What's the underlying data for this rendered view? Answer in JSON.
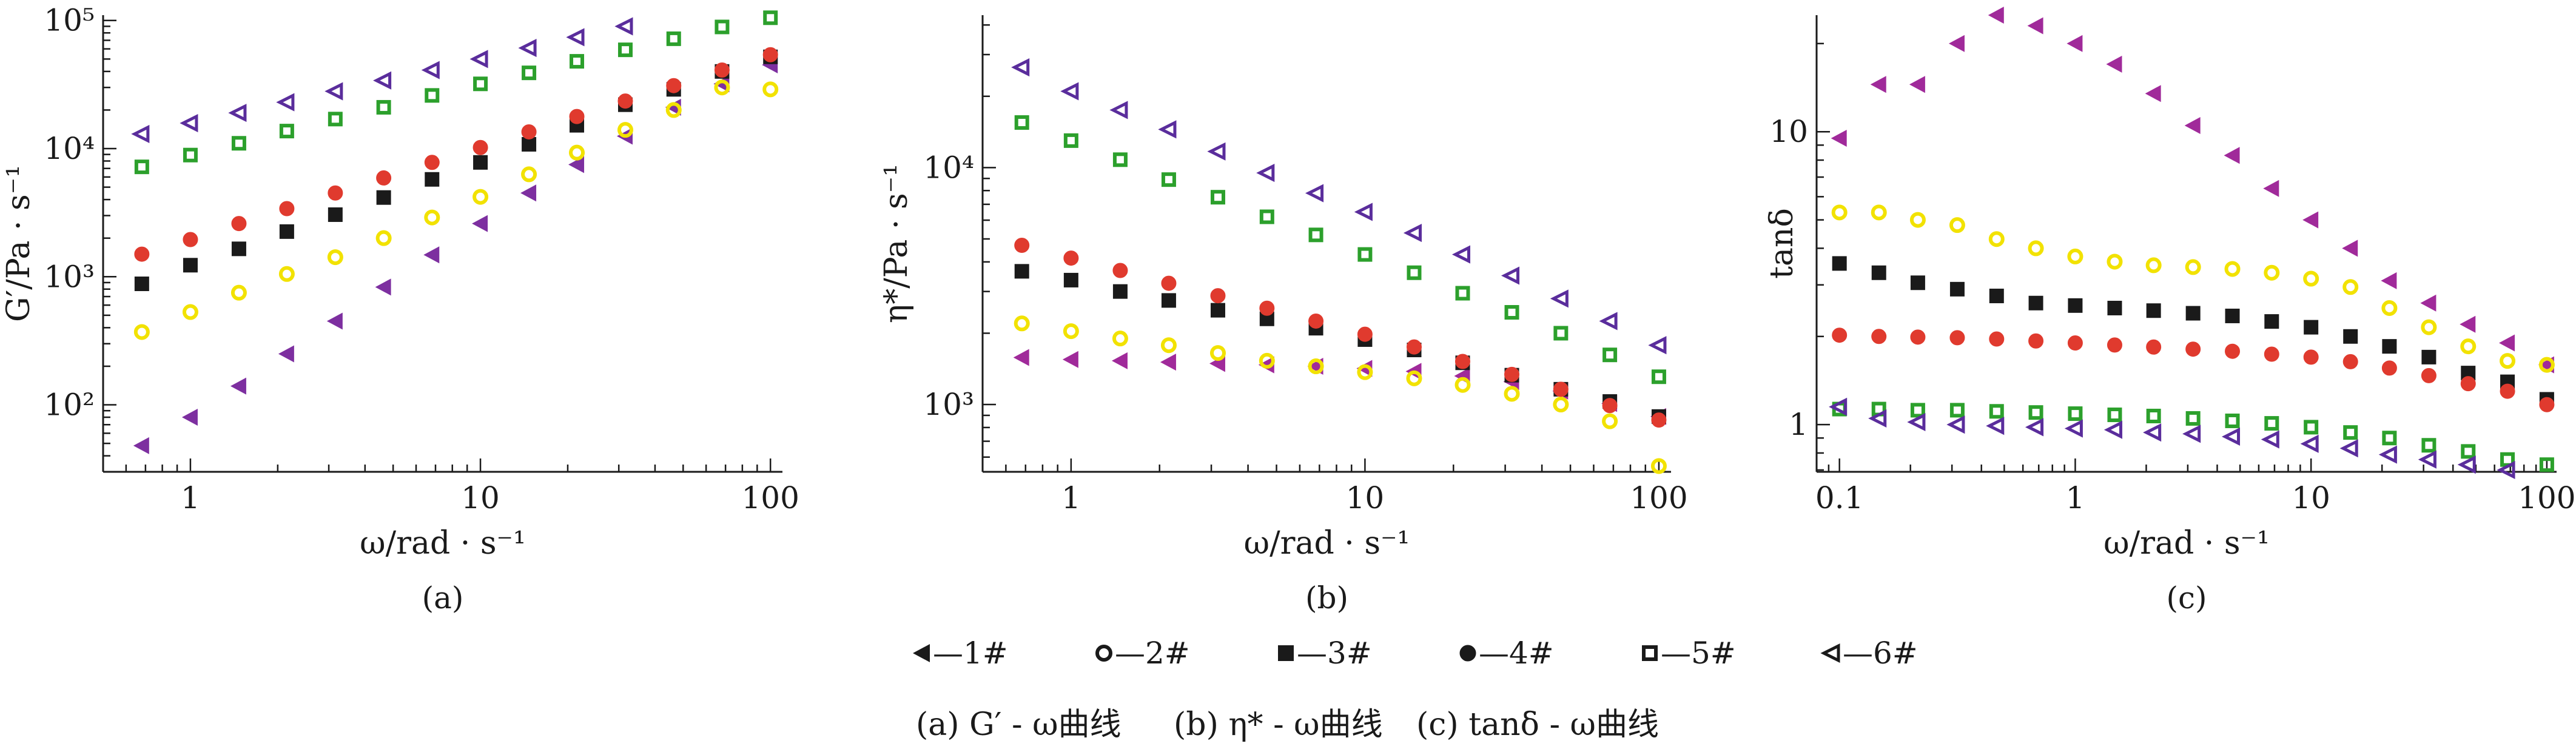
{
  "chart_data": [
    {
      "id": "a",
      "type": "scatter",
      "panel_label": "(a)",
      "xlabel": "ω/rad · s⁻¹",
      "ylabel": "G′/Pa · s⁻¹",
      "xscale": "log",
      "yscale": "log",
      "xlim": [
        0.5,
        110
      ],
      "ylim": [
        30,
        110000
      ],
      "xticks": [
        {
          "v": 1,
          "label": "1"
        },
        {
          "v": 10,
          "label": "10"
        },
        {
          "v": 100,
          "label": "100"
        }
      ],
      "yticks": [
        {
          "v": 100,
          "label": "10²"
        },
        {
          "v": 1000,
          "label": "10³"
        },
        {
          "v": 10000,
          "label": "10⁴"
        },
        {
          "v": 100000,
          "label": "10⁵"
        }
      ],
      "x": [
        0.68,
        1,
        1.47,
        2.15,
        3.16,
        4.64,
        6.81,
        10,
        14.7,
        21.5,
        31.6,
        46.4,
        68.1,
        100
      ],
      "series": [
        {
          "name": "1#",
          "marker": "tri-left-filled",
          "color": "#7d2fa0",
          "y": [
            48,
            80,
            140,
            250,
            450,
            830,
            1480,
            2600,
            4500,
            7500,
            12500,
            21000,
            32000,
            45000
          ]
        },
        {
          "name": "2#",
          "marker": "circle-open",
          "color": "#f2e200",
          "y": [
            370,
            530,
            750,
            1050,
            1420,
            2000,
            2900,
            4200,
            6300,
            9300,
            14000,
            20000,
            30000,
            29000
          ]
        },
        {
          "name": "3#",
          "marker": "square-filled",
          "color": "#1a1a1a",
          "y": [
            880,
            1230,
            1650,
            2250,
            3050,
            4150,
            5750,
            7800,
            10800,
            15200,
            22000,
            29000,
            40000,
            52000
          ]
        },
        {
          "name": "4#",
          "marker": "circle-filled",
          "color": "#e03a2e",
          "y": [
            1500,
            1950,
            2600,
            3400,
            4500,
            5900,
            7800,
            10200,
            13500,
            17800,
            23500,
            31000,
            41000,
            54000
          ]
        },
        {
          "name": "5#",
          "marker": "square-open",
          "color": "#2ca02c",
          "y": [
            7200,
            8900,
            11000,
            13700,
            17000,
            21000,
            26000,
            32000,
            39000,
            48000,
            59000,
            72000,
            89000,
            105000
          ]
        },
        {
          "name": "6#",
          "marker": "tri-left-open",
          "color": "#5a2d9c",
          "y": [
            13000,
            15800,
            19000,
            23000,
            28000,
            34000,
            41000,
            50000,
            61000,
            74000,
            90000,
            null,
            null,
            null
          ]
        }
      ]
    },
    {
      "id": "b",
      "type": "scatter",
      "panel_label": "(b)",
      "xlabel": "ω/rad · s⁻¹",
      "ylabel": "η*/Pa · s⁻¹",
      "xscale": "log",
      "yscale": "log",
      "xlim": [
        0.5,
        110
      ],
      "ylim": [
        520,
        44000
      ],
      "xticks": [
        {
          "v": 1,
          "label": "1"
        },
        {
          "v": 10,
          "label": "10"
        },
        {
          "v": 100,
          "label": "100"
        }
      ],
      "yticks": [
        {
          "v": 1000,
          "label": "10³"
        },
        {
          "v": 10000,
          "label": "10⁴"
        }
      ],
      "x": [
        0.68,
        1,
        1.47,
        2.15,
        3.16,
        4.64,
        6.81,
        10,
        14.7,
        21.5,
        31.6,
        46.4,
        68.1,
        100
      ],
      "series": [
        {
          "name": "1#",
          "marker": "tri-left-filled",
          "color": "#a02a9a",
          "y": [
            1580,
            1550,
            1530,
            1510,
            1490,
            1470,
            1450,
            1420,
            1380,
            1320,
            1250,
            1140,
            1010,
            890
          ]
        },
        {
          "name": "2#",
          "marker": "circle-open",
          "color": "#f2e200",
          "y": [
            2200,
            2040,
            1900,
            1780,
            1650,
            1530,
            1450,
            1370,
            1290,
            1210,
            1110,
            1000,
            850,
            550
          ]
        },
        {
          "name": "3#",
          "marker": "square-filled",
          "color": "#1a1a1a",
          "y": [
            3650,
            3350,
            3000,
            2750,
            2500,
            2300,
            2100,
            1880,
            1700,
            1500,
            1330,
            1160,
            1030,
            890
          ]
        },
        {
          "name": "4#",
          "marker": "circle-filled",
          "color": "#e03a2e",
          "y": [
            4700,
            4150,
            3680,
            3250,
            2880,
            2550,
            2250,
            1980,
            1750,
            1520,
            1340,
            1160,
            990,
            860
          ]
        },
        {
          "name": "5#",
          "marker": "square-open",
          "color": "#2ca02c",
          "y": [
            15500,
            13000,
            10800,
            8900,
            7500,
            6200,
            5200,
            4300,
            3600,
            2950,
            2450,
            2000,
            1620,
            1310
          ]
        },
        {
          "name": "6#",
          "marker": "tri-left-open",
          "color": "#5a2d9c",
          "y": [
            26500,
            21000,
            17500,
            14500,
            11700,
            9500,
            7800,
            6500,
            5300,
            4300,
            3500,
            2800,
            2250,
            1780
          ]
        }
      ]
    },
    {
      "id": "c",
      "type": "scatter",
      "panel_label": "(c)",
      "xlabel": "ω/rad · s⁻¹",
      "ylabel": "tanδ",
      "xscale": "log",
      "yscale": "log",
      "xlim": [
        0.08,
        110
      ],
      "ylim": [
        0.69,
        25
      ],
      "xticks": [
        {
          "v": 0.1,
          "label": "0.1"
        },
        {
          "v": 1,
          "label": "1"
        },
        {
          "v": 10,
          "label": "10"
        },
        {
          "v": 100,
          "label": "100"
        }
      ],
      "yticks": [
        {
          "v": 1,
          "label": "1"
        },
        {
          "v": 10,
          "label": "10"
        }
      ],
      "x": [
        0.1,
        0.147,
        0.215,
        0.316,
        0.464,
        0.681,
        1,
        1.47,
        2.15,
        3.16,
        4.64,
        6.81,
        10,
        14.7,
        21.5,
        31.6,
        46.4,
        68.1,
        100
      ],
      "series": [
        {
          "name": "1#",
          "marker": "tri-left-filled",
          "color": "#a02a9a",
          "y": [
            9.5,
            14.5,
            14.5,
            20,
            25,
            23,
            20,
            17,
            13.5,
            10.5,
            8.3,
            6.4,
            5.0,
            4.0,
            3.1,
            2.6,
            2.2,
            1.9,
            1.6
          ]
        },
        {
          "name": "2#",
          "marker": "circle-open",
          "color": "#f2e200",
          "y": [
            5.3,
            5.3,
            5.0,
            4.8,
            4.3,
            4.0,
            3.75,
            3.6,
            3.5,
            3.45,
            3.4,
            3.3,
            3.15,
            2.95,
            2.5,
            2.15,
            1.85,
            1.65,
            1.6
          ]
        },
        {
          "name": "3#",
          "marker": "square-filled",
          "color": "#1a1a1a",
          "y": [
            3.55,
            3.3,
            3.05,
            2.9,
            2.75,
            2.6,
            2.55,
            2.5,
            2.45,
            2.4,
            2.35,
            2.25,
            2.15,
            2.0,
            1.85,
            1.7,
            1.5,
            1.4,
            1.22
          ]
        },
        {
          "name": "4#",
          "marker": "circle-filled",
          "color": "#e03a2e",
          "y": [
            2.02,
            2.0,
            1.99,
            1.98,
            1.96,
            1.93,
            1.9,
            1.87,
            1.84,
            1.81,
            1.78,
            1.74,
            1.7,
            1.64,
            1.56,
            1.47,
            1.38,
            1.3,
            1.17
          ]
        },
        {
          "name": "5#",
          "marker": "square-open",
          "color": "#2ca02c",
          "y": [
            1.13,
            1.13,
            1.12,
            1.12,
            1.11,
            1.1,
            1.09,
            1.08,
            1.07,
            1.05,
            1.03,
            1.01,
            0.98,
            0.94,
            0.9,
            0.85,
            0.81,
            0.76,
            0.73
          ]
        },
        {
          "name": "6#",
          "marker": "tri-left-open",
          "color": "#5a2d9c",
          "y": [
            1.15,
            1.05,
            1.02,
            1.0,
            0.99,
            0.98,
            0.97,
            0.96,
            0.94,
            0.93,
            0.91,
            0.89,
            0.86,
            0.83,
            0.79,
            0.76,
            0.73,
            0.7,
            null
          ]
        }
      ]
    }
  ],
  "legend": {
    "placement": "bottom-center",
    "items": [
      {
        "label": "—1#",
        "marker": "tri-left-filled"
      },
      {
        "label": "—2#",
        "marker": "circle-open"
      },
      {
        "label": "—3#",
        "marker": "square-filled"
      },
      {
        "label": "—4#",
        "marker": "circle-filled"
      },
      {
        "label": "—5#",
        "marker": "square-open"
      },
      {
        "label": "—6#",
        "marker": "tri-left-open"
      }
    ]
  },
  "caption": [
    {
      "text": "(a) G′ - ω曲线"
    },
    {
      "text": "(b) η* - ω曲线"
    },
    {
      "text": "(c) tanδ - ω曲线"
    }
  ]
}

━━━━━━━━

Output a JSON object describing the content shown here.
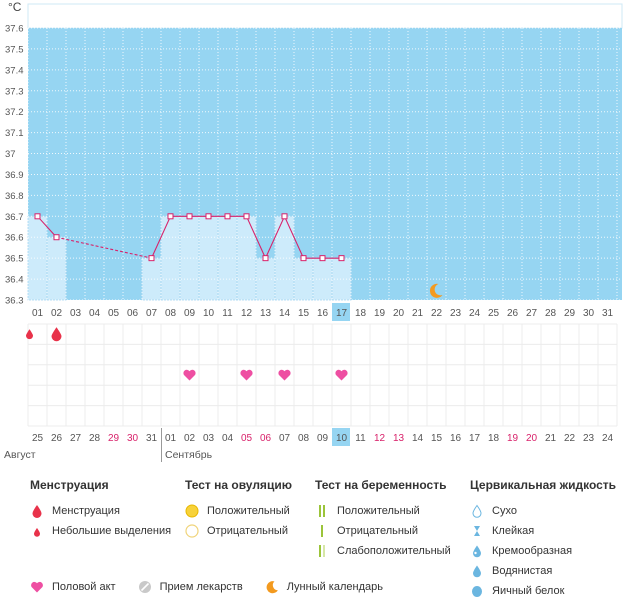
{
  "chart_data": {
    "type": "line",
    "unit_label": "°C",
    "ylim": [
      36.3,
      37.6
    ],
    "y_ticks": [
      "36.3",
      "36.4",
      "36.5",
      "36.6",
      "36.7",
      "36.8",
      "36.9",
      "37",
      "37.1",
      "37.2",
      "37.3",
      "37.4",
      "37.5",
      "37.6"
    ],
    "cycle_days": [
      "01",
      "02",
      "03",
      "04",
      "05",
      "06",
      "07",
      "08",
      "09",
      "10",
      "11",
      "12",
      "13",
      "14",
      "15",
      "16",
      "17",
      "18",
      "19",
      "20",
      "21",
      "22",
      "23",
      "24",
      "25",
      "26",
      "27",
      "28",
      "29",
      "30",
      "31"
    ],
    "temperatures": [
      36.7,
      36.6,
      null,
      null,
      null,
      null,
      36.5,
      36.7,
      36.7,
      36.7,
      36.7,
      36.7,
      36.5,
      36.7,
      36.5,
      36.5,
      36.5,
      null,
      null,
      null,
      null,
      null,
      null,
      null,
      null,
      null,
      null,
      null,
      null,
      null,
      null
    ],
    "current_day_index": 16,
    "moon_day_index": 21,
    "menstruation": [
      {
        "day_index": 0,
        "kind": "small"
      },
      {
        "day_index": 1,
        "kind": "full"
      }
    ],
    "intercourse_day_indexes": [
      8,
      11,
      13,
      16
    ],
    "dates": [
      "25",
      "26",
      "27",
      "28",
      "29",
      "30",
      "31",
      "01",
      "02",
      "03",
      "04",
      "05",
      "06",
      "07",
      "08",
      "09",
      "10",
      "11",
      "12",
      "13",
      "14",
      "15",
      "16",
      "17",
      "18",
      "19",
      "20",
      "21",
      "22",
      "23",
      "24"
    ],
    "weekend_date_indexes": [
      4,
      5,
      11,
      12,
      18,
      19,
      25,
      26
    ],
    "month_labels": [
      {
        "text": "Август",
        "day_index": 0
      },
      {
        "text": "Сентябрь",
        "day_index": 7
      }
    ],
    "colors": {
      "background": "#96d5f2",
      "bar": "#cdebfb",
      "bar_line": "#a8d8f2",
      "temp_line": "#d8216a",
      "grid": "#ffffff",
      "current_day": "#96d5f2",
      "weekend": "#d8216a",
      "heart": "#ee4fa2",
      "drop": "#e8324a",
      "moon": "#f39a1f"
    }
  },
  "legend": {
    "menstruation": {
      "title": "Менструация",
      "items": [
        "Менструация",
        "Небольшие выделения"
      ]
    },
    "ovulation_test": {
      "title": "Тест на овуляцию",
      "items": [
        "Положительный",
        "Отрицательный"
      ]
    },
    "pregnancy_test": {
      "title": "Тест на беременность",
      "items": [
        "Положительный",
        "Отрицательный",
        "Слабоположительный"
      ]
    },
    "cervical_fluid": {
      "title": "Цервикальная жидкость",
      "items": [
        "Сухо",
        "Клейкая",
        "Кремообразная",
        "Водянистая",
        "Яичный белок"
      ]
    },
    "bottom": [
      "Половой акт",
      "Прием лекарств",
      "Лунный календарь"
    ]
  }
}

━━━━━━━━

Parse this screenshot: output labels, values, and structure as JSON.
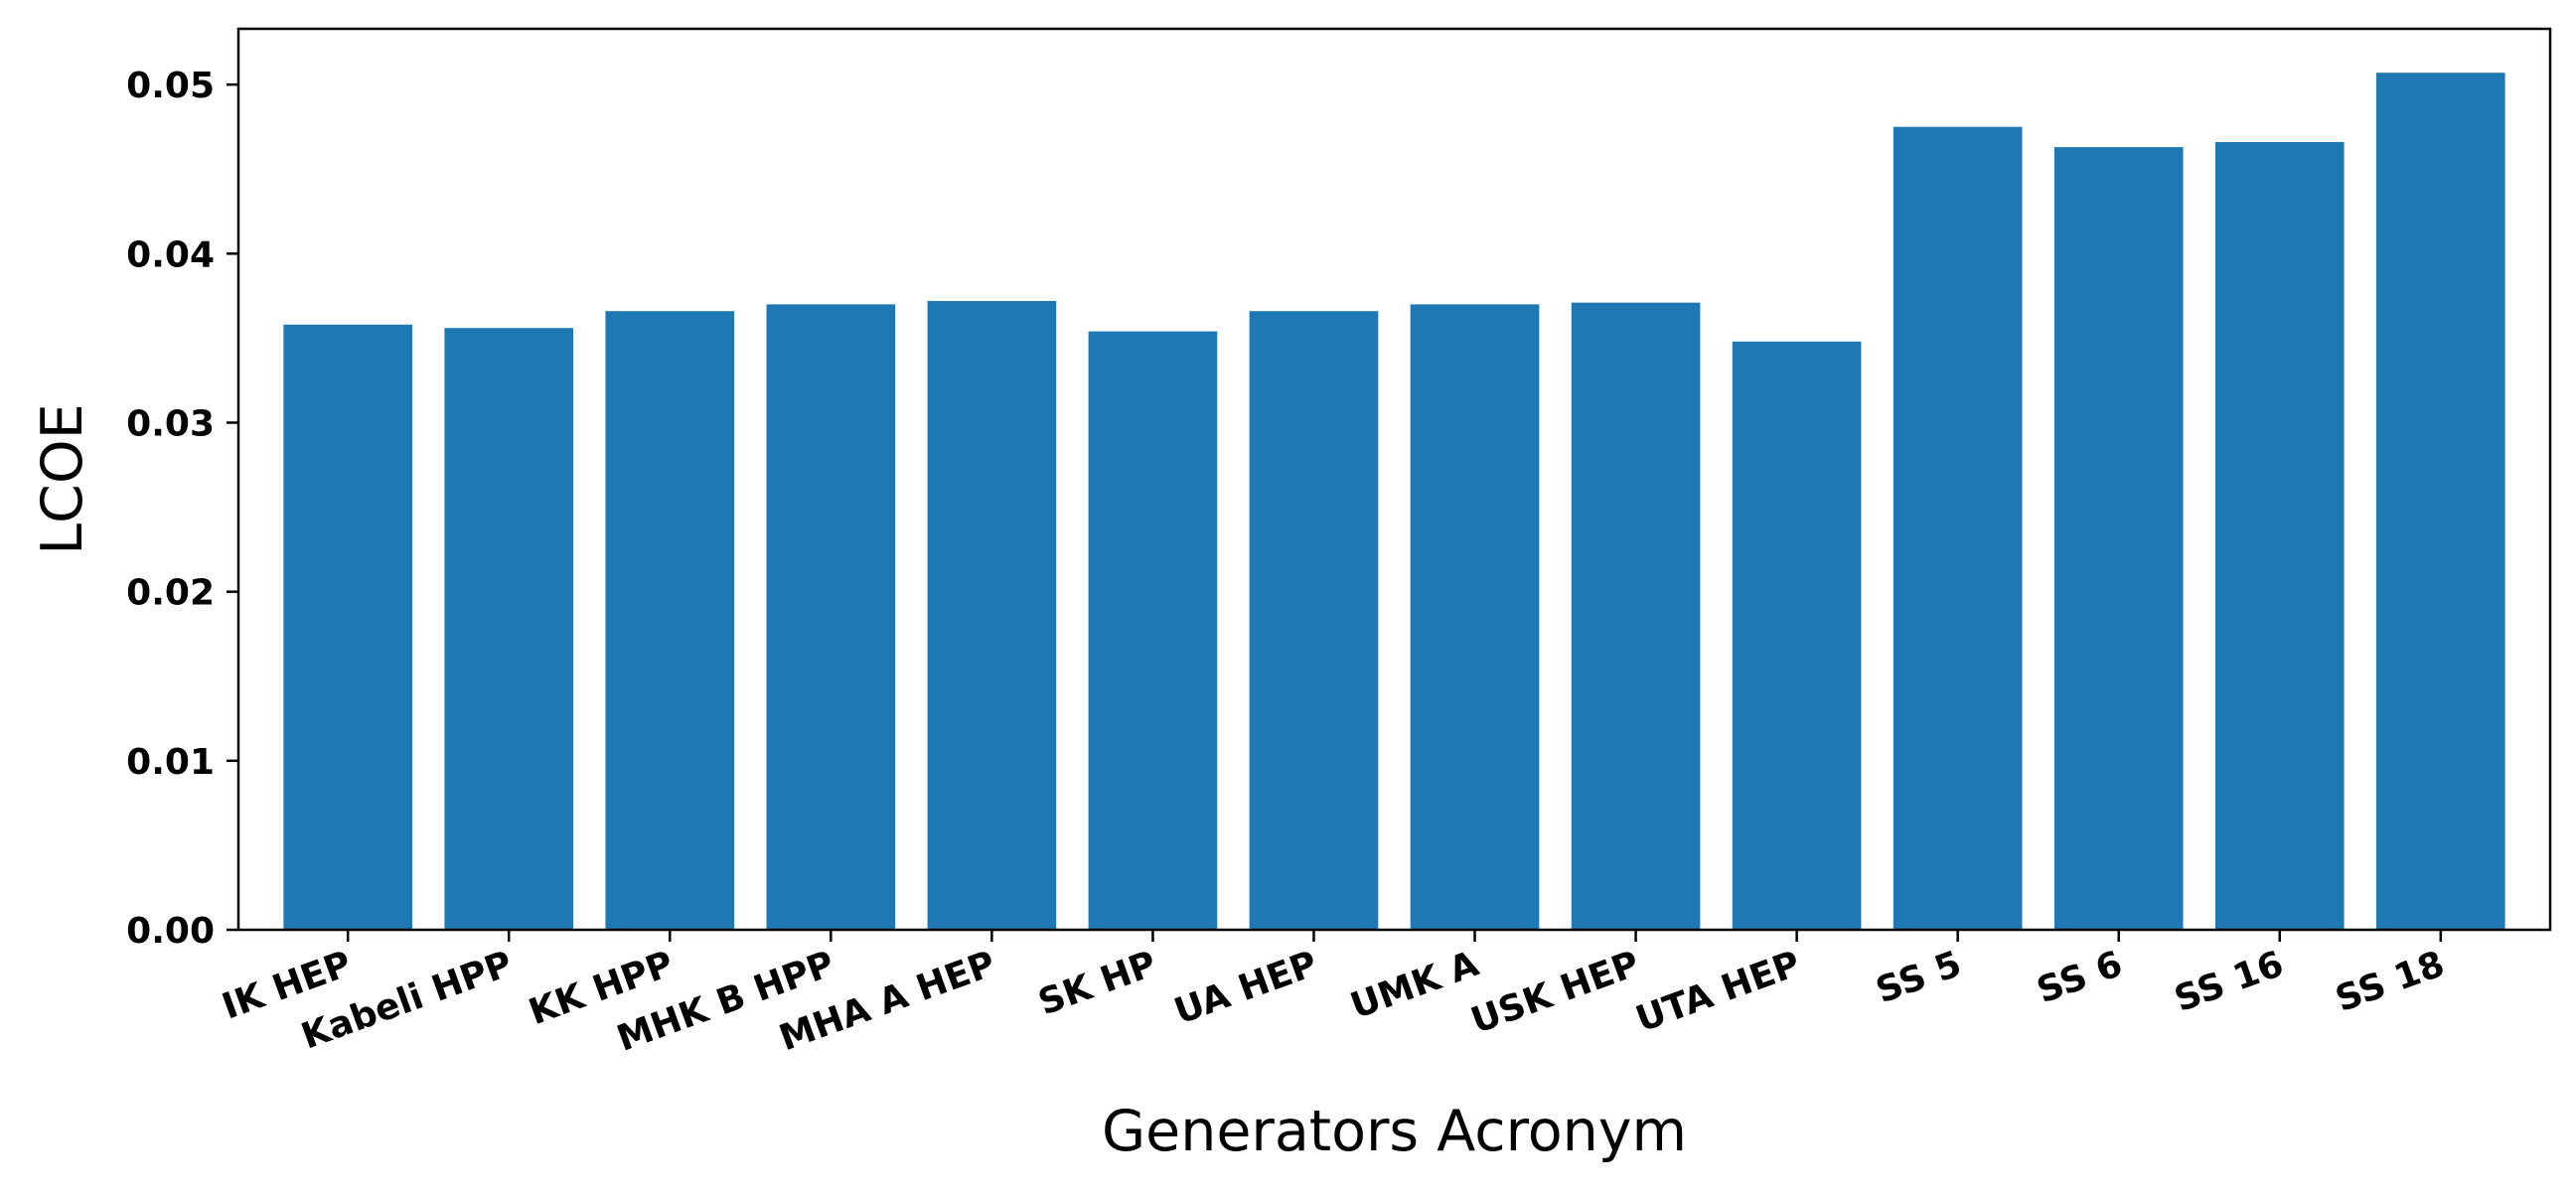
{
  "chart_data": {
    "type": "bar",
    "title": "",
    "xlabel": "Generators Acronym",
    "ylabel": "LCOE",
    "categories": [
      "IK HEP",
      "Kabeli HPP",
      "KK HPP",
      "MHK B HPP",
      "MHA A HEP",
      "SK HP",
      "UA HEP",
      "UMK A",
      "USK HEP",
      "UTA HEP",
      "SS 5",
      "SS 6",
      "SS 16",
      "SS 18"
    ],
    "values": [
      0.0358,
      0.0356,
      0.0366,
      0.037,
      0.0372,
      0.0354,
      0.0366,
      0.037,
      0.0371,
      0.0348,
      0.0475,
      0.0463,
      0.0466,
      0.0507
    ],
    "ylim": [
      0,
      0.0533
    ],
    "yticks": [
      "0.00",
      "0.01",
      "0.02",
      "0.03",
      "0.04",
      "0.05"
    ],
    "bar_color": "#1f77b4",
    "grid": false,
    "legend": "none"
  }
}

━━━━━━━━

**DO THIS**: Each line in the entries above that includes the string "title" should be extracted.

**RESPONSE TO THIS EXERCISE**:
      "title": "Менструация",
      "title": "Тест на овуляцию",
      "title": "Тест на беременность",
      "title": "Цервикальная жидкость",
    "title": "",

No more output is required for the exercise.